-------- Material
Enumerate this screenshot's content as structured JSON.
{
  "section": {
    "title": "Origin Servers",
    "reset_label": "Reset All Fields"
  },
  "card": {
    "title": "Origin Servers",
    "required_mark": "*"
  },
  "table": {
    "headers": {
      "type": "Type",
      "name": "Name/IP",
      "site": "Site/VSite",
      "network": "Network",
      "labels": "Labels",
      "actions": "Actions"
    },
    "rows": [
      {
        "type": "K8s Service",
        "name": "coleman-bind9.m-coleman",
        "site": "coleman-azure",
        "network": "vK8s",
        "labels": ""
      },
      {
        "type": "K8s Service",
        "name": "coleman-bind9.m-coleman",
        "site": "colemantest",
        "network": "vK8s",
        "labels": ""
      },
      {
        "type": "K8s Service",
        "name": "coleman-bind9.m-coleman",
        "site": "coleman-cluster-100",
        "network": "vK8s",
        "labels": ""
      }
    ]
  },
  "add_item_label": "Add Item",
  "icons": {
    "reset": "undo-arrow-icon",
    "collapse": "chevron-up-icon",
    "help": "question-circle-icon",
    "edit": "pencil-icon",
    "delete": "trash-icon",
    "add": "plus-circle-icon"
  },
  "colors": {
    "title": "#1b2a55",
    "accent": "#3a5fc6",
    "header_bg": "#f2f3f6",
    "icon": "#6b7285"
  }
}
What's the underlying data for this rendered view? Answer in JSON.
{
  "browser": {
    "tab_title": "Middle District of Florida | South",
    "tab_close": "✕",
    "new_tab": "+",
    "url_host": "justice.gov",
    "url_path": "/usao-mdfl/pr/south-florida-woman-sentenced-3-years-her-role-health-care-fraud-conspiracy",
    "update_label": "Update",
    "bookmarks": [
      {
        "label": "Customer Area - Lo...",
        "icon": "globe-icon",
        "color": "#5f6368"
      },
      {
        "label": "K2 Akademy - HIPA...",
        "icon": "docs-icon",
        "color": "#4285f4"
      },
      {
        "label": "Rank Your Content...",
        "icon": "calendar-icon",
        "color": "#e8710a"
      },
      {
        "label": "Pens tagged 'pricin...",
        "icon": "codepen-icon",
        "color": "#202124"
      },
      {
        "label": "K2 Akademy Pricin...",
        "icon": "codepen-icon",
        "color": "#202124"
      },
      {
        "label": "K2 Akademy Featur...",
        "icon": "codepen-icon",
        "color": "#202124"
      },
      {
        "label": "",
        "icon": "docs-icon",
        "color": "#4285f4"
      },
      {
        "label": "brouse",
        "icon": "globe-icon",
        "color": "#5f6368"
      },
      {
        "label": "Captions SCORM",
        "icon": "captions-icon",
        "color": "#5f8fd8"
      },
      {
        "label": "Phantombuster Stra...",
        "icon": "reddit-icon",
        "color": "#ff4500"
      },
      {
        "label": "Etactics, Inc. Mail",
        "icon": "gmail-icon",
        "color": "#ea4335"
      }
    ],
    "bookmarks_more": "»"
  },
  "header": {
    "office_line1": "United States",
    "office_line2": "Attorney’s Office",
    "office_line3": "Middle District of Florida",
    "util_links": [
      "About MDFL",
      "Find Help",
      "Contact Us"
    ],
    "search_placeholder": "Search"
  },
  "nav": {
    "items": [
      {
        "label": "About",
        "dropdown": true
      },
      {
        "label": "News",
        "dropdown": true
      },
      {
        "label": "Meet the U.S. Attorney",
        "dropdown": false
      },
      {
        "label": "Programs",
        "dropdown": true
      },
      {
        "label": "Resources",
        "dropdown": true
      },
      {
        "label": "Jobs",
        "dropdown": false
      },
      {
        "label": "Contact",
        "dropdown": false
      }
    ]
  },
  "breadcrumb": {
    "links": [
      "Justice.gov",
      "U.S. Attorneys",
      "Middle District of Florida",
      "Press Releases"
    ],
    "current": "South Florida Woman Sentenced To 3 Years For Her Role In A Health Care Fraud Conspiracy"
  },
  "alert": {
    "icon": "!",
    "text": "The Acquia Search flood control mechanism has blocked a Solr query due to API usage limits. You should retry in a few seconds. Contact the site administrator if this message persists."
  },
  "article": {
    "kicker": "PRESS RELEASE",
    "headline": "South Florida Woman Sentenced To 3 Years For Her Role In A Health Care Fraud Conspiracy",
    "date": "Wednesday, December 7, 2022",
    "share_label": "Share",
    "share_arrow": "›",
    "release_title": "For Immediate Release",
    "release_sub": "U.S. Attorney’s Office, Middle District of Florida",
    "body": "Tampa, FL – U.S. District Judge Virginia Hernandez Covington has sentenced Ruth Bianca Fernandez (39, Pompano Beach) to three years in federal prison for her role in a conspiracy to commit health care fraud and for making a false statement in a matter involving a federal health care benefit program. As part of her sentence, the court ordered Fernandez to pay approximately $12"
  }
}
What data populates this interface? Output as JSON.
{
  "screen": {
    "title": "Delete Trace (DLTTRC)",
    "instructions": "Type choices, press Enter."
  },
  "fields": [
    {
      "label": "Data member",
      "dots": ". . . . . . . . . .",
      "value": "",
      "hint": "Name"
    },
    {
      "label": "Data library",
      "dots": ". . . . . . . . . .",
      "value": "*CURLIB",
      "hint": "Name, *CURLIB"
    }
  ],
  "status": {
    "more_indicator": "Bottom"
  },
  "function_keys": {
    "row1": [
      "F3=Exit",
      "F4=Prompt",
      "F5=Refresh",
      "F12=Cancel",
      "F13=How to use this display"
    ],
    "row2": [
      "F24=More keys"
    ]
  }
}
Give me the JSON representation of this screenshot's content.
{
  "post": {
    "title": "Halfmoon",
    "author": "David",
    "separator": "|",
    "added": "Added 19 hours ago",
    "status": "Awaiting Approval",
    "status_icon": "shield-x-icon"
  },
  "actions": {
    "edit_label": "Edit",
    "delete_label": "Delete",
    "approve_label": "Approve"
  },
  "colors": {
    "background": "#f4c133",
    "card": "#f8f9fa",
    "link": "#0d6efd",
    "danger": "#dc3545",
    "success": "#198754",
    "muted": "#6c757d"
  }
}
----------------
◆ **What the task requires**: Exactly how many lines of the listing above contain the string "Akademy"? Give no more than the number.

◆ **Exercise response**: 3